> _What you need to do_
In one to three sentences, explain why the health-care reform text proposes replacing "cliff-effect" Medicaid coverage with benefits that feather out gradually as recipients' incomes rise.

2. Replace the employee tax exclusion with universal Health Funding Accounts.
Current tax law heavily subsidizes employer-sponsored health insurance, but not individually purchased coverage. In creating the insurance exchanges, Congress missed a once-in-a-generation opportunity to correct this inequity. Instead, it opted to go with the deeply problematic subsidy program. In addition to eliminating the subsidy, it should replace the flawed employee health-benefit tax exemption with universal Health Funding Accounts (HFAs). These individually held savings accounts (similar, but superior to HSAs and HRAs) would be used by everyone—whether privately or safety-net funded—to buy their own insurance through the exchanges and to pay their out-of-pocket medical expenses.
HFA contributions—tax exempt up to reasonable limits—would be made by employers, safety-net agencies, and individuals. Unspent balances would be allowed to accumulate without limitation. Not only would HFAs provide long-needed tax fairness, but they would give their owners—regardless of social or economic status—the control of all their health care dollars to demand affordable, high-quality health care.
3. Convert Medicaid, CHIP, and Medicare to defined contribution.
Federal and state governments should never have gone into the defined-benefit health insurance business. It’s been a financial disaster. The solution is to ease them out of that role and to give them the more limited, but equally critical one of providing variable, means-tested funding to those unable to afford their needed medical care. That means providing negotiable credits to fund recipients’ HFAs for participation in the same insurance exchanges and medical care markets as everyone else.
I’ve described in Part 3 how a simplified, expanded version of ACA’s insurance exchanges will enable consumers to vote with their dollars to demand—and receive—high quality, affordable health insurance and medical services, ultimately at a fraction of today’s costs. This same mechanism can also provide an effective and certainly more efficient means of achieving the same benefits for safety-net beneficiaries, even though some will require special assistance to properly utilize their benefits.
In switching from defined medical benefits to defined financial contributions, Medicare and Medicaid/CHIP would stop paying medical providers and start funding their beneficiaries’ HFAs. By varying the negotiable credit amounts according to means-tested sliding scales, we would more fairly recognize individual differences in financial need while providing strong work and education incentives for the poor. We tend to stereotype poverty as a permanent condition, but many people (like me) who were once in the lowest income decile have since worked their way to self sufficiency and beyond. We should encourage this by ending “cliff-effect” Medicaid coverage in favor of gradually feathering out benefits as recipients move up the income scale—and with mainstream HFA tax benefits simultaneously feathering in.

Entries from a data source:
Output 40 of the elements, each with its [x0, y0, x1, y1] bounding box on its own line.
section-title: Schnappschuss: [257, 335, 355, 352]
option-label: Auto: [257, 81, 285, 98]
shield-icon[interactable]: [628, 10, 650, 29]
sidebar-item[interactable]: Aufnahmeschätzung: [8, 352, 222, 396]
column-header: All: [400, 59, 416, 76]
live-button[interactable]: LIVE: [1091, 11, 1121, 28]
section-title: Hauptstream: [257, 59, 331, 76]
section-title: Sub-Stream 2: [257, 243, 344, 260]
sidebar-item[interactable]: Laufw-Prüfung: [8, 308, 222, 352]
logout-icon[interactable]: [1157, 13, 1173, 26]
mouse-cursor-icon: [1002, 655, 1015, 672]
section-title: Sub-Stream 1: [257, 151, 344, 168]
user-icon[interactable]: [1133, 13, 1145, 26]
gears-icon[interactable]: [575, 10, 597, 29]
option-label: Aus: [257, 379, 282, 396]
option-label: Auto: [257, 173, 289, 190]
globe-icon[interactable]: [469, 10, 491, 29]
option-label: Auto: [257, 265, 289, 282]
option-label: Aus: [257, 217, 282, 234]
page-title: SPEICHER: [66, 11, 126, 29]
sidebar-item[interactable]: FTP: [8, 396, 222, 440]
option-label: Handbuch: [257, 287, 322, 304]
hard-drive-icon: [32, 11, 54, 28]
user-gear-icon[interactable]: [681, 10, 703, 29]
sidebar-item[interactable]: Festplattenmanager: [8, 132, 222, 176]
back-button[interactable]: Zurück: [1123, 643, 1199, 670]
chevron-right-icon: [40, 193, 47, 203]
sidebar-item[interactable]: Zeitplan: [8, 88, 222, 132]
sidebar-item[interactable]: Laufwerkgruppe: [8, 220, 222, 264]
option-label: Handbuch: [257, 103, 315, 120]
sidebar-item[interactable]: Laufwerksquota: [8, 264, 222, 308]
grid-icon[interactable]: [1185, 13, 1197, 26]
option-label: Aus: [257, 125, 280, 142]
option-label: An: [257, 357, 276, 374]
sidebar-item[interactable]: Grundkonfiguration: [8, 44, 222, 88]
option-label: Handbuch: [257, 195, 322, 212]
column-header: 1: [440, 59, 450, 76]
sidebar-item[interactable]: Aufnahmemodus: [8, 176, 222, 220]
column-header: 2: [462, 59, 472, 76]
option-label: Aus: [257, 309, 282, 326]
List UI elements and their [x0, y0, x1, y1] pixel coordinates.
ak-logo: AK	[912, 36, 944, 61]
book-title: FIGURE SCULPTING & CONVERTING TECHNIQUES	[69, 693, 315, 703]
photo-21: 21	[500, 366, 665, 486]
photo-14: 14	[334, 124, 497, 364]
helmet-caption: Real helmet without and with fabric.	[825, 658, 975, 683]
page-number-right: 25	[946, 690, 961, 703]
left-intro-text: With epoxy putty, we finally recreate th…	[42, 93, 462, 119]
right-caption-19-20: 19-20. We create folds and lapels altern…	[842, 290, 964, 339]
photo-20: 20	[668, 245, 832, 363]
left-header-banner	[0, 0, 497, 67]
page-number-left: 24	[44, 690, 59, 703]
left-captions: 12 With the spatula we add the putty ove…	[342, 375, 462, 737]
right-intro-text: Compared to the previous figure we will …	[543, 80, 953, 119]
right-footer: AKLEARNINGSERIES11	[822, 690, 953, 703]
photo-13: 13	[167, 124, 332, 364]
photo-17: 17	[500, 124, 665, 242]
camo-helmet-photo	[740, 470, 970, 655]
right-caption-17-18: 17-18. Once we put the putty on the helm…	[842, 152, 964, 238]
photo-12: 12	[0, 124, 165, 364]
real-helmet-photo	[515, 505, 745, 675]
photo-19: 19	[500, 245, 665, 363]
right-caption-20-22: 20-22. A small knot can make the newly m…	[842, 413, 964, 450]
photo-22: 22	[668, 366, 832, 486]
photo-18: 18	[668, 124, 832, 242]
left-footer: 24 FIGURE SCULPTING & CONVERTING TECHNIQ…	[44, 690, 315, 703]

> _Task output_
Many people who were once in the lowest income decile have since worked their way to self-sufficiency, and the text holds that this should be encouraged. Means-tested sliding-scale credits that phase out gradually as income rises, while mainstream HFA tax benefits phase in, would fairly recognize differences in financial need and give the poor strong incentives to work and pursue education.